## GOAL
Exactly reproduce each line of the listing that follows.

--- DATA TO PROCESS ---

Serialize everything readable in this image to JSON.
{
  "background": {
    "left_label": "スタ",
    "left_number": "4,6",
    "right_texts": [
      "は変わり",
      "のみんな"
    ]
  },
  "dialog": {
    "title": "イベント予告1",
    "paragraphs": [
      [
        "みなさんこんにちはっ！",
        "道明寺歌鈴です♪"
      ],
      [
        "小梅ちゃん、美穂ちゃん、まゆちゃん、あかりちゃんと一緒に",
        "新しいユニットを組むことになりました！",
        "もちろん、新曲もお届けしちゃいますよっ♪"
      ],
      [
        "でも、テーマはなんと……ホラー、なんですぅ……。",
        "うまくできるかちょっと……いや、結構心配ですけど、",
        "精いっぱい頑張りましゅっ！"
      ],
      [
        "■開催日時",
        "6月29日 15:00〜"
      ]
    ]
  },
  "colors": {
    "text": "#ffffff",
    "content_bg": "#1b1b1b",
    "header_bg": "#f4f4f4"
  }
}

---

## RESULT
Serialize everything readable in this image to JSON.
{
  "background": {
    "left_label": "スタ",
    "left_number": "4,6",
    "right_texts": [
      "は変わり",
      "のみんな"
    ]
  },
  "dialog": {
    "title": "イベント予告1",
    "paragraphs": [
      [
        "みなさんこんにちはっ！",
        "道明寺歌鈴です♪"
      ],
      [
        "小梅ちゃん、美穂ちゃん、まゆちゃん、あかりちゃんと一緒に",
        "新しいユニットを組むことになりました！",
        "もちろん、新曲もお届けしちゃいますよっ♪"
      ],
      [
        "でも、テーマはなんと……ホラー、なんですぅ……。",
        "うまくできるかちょっと……いや、結構心配ですけど、",
        "精いっぱい頑張りましゅっ！"
      ],
      [
        "■開催日時",
        "6月29日 15:00〜"
      ]
    ]
  },
  "colors": {
    "text": "#ffffff",
    "content_bg": "#1b1b1b",
    "header_bg": "#f4f4f4"
  }
}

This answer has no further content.